Word for word, repeat the entries, minus the pictures.

====

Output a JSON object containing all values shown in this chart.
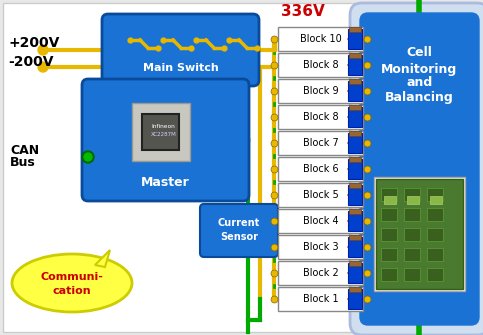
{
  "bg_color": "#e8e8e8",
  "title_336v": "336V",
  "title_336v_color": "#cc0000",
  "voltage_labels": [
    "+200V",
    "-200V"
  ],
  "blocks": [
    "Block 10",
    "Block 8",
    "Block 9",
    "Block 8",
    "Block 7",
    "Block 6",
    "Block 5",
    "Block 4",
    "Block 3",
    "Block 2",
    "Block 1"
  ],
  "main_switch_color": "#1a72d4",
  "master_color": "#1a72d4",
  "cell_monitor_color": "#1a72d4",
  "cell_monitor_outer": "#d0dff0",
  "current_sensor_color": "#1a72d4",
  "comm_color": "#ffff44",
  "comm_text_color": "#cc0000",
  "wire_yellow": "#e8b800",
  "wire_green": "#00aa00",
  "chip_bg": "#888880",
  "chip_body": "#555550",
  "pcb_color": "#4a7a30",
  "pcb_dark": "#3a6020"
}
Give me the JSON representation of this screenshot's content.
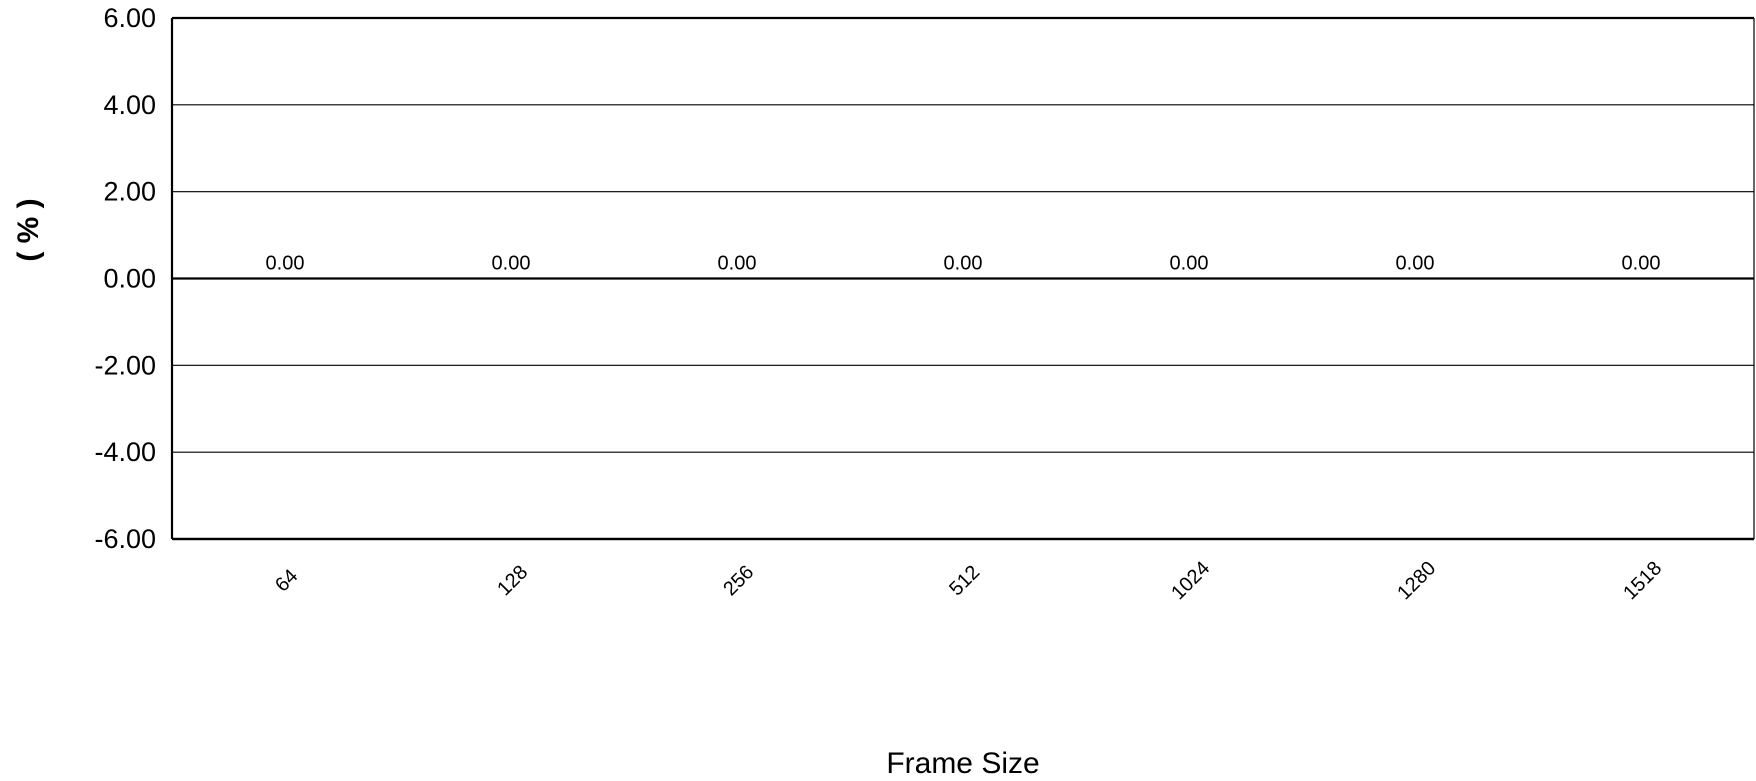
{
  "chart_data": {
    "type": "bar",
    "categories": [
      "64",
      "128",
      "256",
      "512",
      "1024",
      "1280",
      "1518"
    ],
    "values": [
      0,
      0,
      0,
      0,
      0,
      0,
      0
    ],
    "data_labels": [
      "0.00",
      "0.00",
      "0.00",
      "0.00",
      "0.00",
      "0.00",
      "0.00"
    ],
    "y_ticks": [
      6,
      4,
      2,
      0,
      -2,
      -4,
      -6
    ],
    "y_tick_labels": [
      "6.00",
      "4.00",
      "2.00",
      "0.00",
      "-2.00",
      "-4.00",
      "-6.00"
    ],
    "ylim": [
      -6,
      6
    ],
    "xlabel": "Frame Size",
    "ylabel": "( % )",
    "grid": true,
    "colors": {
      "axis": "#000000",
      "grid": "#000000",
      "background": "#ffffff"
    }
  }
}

====

*EXERCISE ANSWER*.
Output a JSON object containing all values shown in this chart.
{
  "bg_color": "#e8e8e8",
  "title_336v": "336V",
  "title_336v_color": "#cc0000",
  "voltage_labels": [
    "+200V",
    "-200V"
  ],
  "blocks": [
    "Block 10",
    "Block 8",
    "Block 9",
    "Block 8",
    "Block 7",
    "Block 6",
    "Block 5",
    "Block 4",
    "Block 3",
    "Block 2",
    "Block 1"
  ],
  "main_switch_color": "#1a72d4",
  "master_color": "#1a72d4",
  "cell_monitor_color": "#1a72d4",
  "cell_monitor_outer": "#d0dff0",
  "current_sensor_color": "#1a72d4",
  "comm_color": "#ffff44",
  "comm_text_color": "#cc0000",
  "wire_yellow": "#e8b800",
  "wire_green": "#00aa00",
  "chip_bg": "#888880",
  "chip_body": "#555550",
  "pcb_color": "#4a7a30",
  "pcb_dark": "#3a6020"
}
Give me the JSON representation of this screenshot's content.
{
  "chart_data": {
    "type": "bar",
    "categories": [
      "64",
      "128",
      "256",
      "512",
      "1024",
      "1280",
      "1518"
    ],
    "values": [
      0,
      0,
      0,
      0,
      0,
      0,
      0
    ],
    "data_labels": [
      "0.00",
      "0.00",
      "0.00",
      "0.00",
      "0.00",
      "0.00",
      "0.00"
    ],
    "y_ticks": [
      6,
      4,
      2,
      0,
      -2,
      -4,
      -6
    ],
    "y_tick_labels": [
      "6.00",
      "4.00",
      "2.00",
      "0.00",
      "-2.00",
      "-4.00",
      "-6.00"
    ],
    "ylim": [
      -6,
      6
    ],
    "xlabel": "Frame Size",
    "ylabel": "( % )",
    "grid": true,
    "colors": {
      "axis": "#000000",
      "grid": "#000000",
      "background": "#ffffff"
    }
  }
}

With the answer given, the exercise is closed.